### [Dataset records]
==============================

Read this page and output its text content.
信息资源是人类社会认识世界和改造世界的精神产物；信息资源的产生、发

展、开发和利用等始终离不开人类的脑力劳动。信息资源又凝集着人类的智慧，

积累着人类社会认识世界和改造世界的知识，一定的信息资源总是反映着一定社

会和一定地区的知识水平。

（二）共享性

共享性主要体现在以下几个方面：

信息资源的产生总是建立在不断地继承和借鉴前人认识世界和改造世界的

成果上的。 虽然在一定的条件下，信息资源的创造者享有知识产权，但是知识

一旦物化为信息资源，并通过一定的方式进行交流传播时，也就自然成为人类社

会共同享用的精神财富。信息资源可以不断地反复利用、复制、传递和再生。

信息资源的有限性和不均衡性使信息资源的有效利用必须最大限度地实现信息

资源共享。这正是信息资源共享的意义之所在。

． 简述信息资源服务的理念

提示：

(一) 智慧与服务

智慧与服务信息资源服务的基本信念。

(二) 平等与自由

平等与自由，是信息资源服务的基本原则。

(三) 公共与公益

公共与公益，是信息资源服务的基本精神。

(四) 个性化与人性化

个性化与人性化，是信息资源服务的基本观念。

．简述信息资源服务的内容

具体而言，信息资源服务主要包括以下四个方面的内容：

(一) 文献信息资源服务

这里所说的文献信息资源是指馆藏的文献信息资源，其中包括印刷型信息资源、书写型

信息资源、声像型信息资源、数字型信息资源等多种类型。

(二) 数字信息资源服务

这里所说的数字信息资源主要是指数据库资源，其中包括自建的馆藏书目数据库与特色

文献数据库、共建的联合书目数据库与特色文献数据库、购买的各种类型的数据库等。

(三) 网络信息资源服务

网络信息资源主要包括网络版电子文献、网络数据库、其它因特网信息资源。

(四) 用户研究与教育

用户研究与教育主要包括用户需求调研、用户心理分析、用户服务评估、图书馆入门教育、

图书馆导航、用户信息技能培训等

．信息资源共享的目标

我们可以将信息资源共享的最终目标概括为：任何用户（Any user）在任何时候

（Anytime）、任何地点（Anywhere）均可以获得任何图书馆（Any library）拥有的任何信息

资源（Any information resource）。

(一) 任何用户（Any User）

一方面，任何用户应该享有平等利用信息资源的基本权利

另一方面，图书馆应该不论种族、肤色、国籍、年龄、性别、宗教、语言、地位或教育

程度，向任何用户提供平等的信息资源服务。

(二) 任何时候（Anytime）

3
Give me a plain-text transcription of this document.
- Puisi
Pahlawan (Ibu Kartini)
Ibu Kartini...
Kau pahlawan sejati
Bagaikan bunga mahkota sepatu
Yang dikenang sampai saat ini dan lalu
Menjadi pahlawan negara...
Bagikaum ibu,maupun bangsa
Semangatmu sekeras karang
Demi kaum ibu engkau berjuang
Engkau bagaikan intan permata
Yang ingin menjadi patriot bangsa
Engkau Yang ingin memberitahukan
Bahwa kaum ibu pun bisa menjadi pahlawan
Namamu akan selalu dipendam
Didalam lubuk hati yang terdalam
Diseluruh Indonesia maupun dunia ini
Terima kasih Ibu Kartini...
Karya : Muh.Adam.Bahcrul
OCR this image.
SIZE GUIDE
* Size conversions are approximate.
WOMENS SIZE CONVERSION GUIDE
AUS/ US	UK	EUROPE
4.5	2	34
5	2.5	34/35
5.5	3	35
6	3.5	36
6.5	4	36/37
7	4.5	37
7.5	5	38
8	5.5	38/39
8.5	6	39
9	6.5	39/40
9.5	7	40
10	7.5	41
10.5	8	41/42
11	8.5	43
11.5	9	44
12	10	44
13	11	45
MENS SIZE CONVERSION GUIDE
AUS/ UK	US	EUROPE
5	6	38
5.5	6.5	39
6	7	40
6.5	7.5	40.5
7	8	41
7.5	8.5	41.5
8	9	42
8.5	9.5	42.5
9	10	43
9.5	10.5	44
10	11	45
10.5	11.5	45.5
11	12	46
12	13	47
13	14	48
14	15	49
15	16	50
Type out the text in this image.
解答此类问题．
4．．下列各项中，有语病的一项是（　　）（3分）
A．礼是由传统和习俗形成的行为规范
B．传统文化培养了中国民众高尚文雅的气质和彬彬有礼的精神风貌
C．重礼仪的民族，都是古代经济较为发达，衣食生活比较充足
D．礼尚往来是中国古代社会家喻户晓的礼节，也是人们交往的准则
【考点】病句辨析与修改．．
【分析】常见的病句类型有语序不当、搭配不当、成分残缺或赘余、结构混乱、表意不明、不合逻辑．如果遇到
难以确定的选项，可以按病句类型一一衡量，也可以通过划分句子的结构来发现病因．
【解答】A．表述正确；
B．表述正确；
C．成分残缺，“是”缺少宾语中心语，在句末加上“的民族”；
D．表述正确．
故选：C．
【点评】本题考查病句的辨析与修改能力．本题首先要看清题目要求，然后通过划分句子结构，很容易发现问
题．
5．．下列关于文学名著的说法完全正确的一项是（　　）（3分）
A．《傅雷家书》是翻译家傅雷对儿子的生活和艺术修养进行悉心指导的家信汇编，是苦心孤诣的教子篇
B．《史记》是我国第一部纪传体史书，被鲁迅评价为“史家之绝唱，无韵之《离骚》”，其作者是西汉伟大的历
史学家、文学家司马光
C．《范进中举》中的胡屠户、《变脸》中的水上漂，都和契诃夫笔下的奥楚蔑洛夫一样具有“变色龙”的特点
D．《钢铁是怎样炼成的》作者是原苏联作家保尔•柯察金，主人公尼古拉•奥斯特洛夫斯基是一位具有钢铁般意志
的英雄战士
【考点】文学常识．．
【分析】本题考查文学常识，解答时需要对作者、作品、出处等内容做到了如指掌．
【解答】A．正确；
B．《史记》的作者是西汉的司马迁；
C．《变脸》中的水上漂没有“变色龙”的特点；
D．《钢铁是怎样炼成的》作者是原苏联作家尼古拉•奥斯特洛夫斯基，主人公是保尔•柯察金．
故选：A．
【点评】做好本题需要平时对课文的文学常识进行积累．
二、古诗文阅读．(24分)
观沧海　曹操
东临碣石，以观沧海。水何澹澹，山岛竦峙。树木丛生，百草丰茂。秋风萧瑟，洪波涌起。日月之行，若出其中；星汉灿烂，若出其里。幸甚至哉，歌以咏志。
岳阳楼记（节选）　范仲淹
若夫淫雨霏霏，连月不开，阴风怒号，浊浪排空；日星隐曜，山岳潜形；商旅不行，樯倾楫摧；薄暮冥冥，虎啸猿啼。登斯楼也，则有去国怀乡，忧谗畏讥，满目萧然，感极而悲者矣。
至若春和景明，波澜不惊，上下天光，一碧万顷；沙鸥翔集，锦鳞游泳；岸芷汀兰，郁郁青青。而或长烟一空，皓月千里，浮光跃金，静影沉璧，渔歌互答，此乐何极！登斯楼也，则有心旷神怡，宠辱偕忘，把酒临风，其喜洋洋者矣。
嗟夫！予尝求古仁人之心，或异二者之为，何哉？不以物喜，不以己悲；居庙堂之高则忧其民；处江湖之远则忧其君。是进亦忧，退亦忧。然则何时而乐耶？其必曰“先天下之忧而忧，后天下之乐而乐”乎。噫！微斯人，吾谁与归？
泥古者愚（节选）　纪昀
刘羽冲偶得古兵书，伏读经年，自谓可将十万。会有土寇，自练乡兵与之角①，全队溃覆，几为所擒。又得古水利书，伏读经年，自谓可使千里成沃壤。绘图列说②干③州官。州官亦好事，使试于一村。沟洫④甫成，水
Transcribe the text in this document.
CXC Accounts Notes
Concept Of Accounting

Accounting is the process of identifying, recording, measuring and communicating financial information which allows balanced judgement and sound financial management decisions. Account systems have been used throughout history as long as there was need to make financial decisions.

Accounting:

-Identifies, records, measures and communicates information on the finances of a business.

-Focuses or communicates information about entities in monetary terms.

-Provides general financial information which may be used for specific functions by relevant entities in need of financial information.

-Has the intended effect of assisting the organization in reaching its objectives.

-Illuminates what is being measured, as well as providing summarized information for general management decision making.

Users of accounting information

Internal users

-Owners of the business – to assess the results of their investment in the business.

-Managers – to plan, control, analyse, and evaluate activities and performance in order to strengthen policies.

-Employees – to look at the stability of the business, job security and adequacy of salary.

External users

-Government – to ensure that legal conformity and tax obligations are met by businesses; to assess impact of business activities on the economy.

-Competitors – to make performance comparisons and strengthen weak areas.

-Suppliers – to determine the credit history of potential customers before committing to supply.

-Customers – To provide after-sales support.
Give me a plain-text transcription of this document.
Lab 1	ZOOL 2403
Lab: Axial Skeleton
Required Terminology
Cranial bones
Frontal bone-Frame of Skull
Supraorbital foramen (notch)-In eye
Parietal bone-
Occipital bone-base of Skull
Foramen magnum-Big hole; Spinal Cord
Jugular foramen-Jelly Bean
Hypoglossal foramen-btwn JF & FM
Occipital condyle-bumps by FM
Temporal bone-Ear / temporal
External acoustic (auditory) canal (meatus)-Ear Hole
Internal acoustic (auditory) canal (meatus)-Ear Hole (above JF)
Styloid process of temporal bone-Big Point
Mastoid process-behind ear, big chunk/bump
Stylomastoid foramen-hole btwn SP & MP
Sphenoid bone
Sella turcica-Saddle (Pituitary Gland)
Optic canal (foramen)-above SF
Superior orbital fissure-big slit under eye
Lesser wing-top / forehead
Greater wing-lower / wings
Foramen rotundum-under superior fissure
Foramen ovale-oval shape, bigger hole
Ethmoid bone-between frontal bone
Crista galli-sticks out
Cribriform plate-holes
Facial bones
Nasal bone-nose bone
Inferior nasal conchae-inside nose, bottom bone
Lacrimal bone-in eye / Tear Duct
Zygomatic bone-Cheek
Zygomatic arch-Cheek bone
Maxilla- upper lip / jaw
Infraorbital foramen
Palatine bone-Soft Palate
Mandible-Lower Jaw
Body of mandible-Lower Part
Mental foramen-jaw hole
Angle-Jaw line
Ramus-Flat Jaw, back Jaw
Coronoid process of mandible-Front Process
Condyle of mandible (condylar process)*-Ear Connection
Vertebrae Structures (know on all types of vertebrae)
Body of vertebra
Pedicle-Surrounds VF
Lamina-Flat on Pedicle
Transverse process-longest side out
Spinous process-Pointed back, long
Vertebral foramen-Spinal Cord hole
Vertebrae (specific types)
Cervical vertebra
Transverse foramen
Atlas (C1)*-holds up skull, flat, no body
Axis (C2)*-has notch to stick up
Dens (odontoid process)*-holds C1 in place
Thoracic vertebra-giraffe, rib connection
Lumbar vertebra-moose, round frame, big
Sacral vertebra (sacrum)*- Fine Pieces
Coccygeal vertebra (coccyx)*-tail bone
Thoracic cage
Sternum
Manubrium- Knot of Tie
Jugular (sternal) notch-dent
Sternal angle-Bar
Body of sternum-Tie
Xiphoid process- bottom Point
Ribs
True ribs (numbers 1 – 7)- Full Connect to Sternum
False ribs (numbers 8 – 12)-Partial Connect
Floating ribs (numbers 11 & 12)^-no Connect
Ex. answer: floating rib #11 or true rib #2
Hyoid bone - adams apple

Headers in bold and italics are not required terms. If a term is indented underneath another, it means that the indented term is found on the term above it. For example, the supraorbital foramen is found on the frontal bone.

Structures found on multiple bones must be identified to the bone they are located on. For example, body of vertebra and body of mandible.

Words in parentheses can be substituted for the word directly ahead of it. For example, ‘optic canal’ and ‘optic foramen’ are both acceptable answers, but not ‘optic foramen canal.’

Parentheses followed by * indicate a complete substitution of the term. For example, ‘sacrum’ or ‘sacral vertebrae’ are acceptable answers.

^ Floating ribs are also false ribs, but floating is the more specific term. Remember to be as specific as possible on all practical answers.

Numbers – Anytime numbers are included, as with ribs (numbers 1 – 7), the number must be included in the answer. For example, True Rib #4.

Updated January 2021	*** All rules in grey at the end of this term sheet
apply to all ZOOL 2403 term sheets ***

==============================

### [WORK INSTRUCTIONS]
Say how many lines hold the word "Cheek", giving the number and nothing else.

### [FINISHED TASK]
2